=== Exercise prompt ===
Please reproduce the records below, replacing every "Net Sales" with "Revenue" and leaving everything else unchanged.

____________________

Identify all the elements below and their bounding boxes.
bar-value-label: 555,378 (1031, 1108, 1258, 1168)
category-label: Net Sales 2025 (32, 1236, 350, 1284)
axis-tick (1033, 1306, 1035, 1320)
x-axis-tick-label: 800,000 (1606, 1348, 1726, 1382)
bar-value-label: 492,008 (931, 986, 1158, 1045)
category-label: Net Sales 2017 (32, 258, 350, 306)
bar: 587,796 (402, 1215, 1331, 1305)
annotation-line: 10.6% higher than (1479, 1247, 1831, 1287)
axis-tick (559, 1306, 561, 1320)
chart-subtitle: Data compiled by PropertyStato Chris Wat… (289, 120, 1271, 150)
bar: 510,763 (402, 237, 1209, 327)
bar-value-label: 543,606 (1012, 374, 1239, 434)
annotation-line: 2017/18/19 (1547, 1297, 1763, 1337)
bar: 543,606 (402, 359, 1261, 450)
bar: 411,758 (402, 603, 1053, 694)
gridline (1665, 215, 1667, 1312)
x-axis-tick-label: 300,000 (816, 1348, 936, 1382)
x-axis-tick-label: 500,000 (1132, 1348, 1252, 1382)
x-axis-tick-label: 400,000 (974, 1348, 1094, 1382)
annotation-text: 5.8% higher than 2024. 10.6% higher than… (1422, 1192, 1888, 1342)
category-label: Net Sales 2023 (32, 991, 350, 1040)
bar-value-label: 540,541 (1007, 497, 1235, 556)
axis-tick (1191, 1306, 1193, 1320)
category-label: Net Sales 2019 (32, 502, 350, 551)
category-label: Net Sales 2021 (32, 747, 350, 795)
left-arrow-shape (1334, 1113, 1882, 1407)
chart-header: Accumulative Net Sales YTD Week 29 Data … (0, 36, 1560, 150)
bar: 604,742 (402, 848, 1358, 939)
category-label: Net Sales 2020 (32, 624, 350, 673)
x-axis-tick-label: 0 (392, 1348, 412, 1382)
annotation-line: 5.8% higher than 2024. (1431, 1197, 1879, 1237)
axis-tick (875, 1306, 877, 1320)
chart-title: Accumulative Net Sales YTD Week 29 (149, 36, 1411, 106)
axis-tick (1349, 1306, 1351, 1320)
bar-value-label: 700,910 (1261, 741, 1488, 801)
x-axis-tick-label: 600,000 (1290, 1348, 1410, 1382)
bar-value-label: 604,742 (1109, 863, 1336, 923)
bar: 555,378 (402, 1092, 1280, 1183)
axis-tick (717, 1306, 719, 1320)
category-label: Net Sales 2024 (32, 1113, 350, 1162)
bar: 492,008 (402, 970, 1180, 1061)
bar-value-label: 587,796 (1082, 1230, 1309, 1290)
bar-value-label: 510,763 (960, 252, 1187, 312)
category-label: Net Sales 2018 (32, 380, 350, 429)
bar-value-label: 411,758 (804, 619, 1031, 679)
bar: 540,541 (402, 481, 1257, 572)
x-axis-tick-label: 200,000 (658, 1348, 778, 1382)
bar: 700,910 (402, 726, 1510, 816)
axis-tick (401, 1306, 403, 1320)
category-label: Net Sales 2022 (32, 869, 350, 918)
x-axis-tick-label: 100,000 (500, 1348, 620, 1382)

____________________

=== Finished task ===
Identify all the elements below and their bounding boxes.
bar-value-label: 555,378 (1031, 1108, 1258, 1168)
category-label: Revenue 2025 (32, 1236, 350, 1284)
axis-tick (1033, 1306, 1035, 1320)
x-axis-tick-label: 800,000 (1606, 1348, 1726, 1382)
bar-value-label: 492,008 (931, 986, 1158, 1045)
category-label: Revenue 2017 (32, 258, 350, 306)
bar: 587,796 (402, 1215, 1331, 1305)
annotation-line: 10.6% higher than (1479, 1247, 1831, 1287)
axis-tick (559, 1306, 561, 1320)
chart-subtitle: Data compiled by PropertyStato Chris Wat… (289, 120, 1271, 150)
bar: 510,763 (402, 237, 1209, 327)
bar-value-label: 543,606 (1012, 374, 1239, 434)
annotation-line: 2017/18/19 (1547, 1297, 1763, 1337)
bar: 543,606 (402, 359, 1261, 450)
bar: 411,758 (402, 603, 1053, 694)
gridline (1665, 215, 1667, 1312)
x-axis-tick-label: 300,000 (816, 1348, 936, 1382)
x-axis-tick-label: 500,000 (1132, 1348, 1252, 1382)
x-axis-tick-label: 400,000 (974, 1348, 1094, 1382)
annotation-text: 5.8% higher than 2024. 10.6% higher than… (1422, 1192, 1888, 1342)
category-label: Revenue 2023 (32, 991, 350, 1040)
bar-value-label: 540,541 (1007, 497, 1235, 556)
axis-tick (1191, 1306, 1193, 1320)
category-label: Revenue 2019 (32, 502, 350, 551)
category-label: Revenue 2021 (32, 747, 350, 795)
left-arrow-shape (1334, 1113, 1882, 1407)
chart-header: Accumulative Revenue YTD Week 29 Data … (0, 36, 1560, 150)
bar: 604,742 (402, 848, 1358, 939)
category-label: Revenue 2020 (32, 624, 350, 673)
x-axis-tick-label: 0 (392, 1348, 412, 1382)
annotation-line: 5.8% higher than 2024. (1431, 1197, 1879, 1237)
axis-tick (875, 1306, 877, 1320)
chart-title: Accumulative Revenue YTD Week 29 (149, 36, 1411, 106)
axis-tick (1349, 1306, 1351, 1320)
bar-value-label: 700,910 (1261, 741, 1488, 801)
x-axis-tick-label: 600,000 (1290, 1348, 1410, 1382)
bar-value-label: 604,742 (1109, 863, 1336, 923)
bar: 555,378 (402, 1092, 1280, 1183)
axis-tick (717, 1306, 719, 1320)
category-label: Revenue 2024 (32, 1113, 350, 1162)
bar: 492,008 (402, 970, 1180, 1061)
bar-value-label: 587,796 (1082, 1230, 1309, 1290)
bar-value-label: 510,763 (960, 252, 1187, 312)
category-label: Revenue 2018 (32, 380, 350, 429)
bar-value-label: 411,758 (804, 619, 1031, 679)
bar: 540,541 (402, 481, 1257, 572)
x-axis-tick-label: 200,000 (658, 1348, 778, 1382)
bar: 700,910 (402, 726, 1510, 816)
axis-tick (401, 1306, 403, 1320)
category-label: Revenue 2022 (32, 869, 350, 918)
x-axis-tick-label: 100,000 (500, 1348, 620, 1382)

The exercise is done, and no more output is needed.